## WHAT IS NEEDED:
Leave the pictures out and transcribe every record exactly.

## INFORMATION SUPPLIED:
---*---

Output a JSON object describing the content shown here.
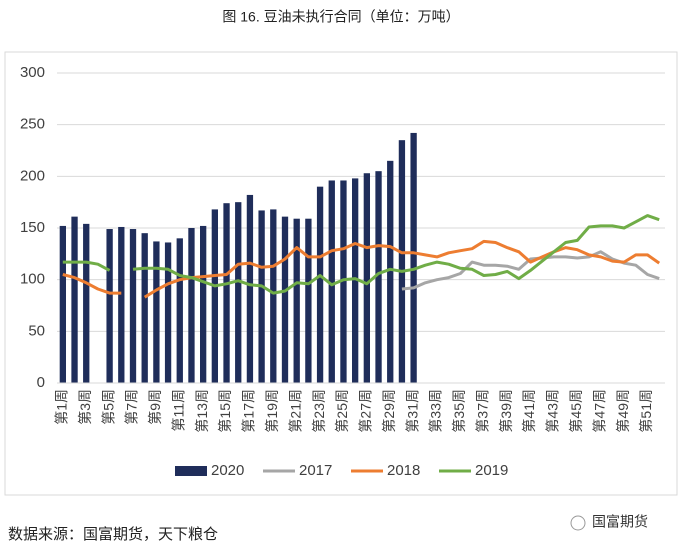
{
  "chart_data": {
    "type": "bar-line",
    "title": "图 16.  豆油未执行合同（单位：万吨）",
    "categories": [
      "第1周",
      null,
      "第3周",
      null,
      "第5周",
      null,
      "第7周",
      null,
      "第9周",
      null,
      "第11周",
      null,
      "第13周",
      null,
      "第15周",
      null,
      "第17周",
      null,
      "第19周",
      null,
      "第21周",
      null,
      "第23周",
      null,
      "第25周",
      null,
      "第27周",
      null,
      "第29周",
      null,
      "第31周",
      null,
      "第33周",
      null,
      "第35周",
      null,
      "第37周",
      null,
      "第39周",
      null,
      "第41周",
      null,
      "第43周",
      null,
      "第45周",
      null,
      "第47周",
      null,
      "第49周",
      null,
      "第51周",
      null
    ],
    "series": [
      {
        "name": "2020",
        "kind": "bar",
        "color": "#1f2d5a",
        "values": [
          152,
          161,
          154,
          null,
          149,
          151,
          149,
          145,
          137,
          136,
          140,
          150,
          152,
          168,
          174,
          175,
          182,
          167,
          168,
          161,
          159,
          159,
          190,
          196,
          196,
          198,
          203,
          205,
          215,
          235,
          242,
          null,
          null,
          null,
          null,
          null,
          null,
          null,
          null,
          null,
          null,
          null,
          null,
          null,
          null,
          null,
          null,
          null,
          null,
          null,
          null,
          null
        ]
      },
      {
        "name": "2017",
        "kind": "line",
        "color": "#a6a6a6",
        "values": [
          null,
          null,
          null,
          null,
          null,
          null,
          null,
          null,
          null,
          null,
          null,
          null,
          null,
          null,
          null,
          null,
          null,
          null,
          null,
          null,
          null,
          null,
          null,
          null,
          null,
          null,
          null,
          null,
          null,
          91,
          92,
          97,
          100,
          102,
          106,
          117,
          114,
          114,
          113,
          110,
          120,
          121,
          122,
          122,
          121,
          122,
          127,
          120,
          116,
          114,
          105,
          101
        ]
      },
      {
        "name": "2018",
        "kind": "line",
        "color": "#ed7d31",
        "values": [
          105,
          102,
          97,
          91,
          87,
          87,
          null,
          83,
          90,
          96,
          100,
          102,
          103,
          104,
          105,
          115,
          116,
          112,
          113,
          120,
          131,
          122,
          122,
          128,
          130,
          135,
          131,
          133,
          132,
          126,
          126,
          124,
          122,
          126,
          128,
          130,
          137,
          136,
          131,
          127,
          117,
          122,
          127,
          131,
          129,
          124,
          122,
          118,
          117,
          124,
          124,
          116
        ]
      },
      {
        "name": "2019",
        "kind": "line",
        "color": "#70ad47",
        "values": [
          117,
          117,
          117,
          115,
          109,
          null,
          110,
          111,
          111,
          110,
          104,
          102,
          98,
          94,
          96,
          99,
          95,
          94,
          87,
          89,
          97,
          96,
          104,
          95,
          100,
          101,
          96,
          106,
          110,
          108,
          110,
          114,
          117,
          115,
          111,
          110,
          104,
          105,
          108,
          101,
          109,
          118,
          127,
          136,
          138,
          151,
          152,
          152,
          150,
          156,
          162,
          158
        ]
      }
    ],
    "ylim": [
      0,
      300
    ],
    "yticks": [
      0,
      50,
      100,
      150,
      200,
      250,
      300
    ],
    "grid": true,
    "legend": "bottom",
    "source": "数据来源：国富期货，天下粮仓",
    "logo": "国富期货"
  }
}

---*---

## REPLY TO THE EXERCISE:
Output a JSON object describing the content shown here.
{
  "chart_data": {
    "type": "bar-line",
    "title": "图 16.  豆油未执行合同（单位：万吨）",
    "categories": [
      "第1周",
      null,
      "第3周",
      null,
      "第5周",
      null,
      "第7周",
      null,
      "第9周",
      null,
      "第11周",
      null,
      "第13周",
      null,
      "第15周",
      null,
      "第17周",
      null,
      "第19周",
      null,
      "第21周",
      null,
      "第23周",
      null,
      "第25周",
      null,
      "第27周",
      null,
      "第29周",
      null,
      "第31周",
      null,
      "第33周",
      null,
      "第35周",
      null,
      "第37周",
      null,
      "第39周",
      null,
      "第41周",
      null,
      "第43周",
      null,
      "第45周",
      null,
      "第47周",
      null,
      "第49周",
      null,
      "第51周",
      null
    ],
    "series": [
      {
        "name": "2020",
        "kind": "bar",
        "color": "#1f2d5a",
        "values": [
          152,
          161,
          154,
          null,
          149,
          151,
          149,
          145,
          137,
          136,
          140,
          150,
          152,
          168,
          174,
          175,
          182,
          167,
          168,
          161,
          159,
          159,
          190,
          196,
          196,
          198,
          203,
          205,
          215,
          235,
          242,
          null,
          null,
          null,
          null,
          null,
          null,
          null,
          null,
          null,
          null,
          null,
          null,
          null,
          null,
          null,
          null,
          null,
          null,
          null,
          null,
          null
        ]
      },
      {
        "name": "2017",
        "kind": "line",
        "color": "#a6a6a6",
        "values": [
          null,
          null,
          null,
          null,
          null,
          null,
          null,
          null,
          null,
          null,
          null,
          null,
          null,
          null,
          null,
          null,
          null,
          null,
          null,
          null,
          null,
          null,
          null,
          null,
          null,
          null,
          null,
          null,
          null,
          91,
          92,
          97,
          100,
          102,
          106,
          117,
          114,
          114,
          113,
          110,
          120,
          121,
          122,
          122,
          121,
          122,
          127,
          120,
          116,
          114,
          105,
          101
        ]
      },
      {
        "name": "2018",
        "kind": "line",
        "color": "#ed7d31",
        "values": [
          105,
          102,
          97,
          91,
          87,
          87,
          null,
          83,
          90,
          96,
          100,
          102,
          103,
          104,
          105,
          115,
          116,
          112,
          113,
          120,
          131,
          122,
          122,
          128,
          130,
          135,
          131,
          133,
          132,
          126,
          126,
          124,
          122,
          126,
          128,
          130,
          137,
          136,
          131,
          127,
          117,
          122,
          127,
          131,
          129,
          124,
          122,
          118,
          117,
          124,
          124,
          116
        ]
      },
      {
        "name": "2019",
        "kind": "line",
        "color": "#70ad47",
        "values": [
          117,
          117,
          117,
          115,
          109,
          null,
          110,
          111,
          111,
          110,
          104,
          102,
          98,
          94,
          96,
          99,
          95,
          94,
          87,
          89,
          97,
          96,
          104,
          95,
          100,
          101,
          96,
          106,
          110,
          108,
          110,
          114,
          117,
          115,
          111,
          110,
          104,
          105,
          108,
          101,
          109,
          118,
          127,
          136,
          138,
          151,
          152,
          152,
          150,
          156,
          162,
          158
        ]
      }
    ],
    "ylim": [
      0,
      300
    ],
    "yticks": [
      0,
      50,
      100,
      150,
      200,
      250,
      300
    ],
    "grid": true,
    "legend": "bottom",
    "source": "数据来源：国富期货，天下粮仓",
    "logo": "国富期货"
  }
}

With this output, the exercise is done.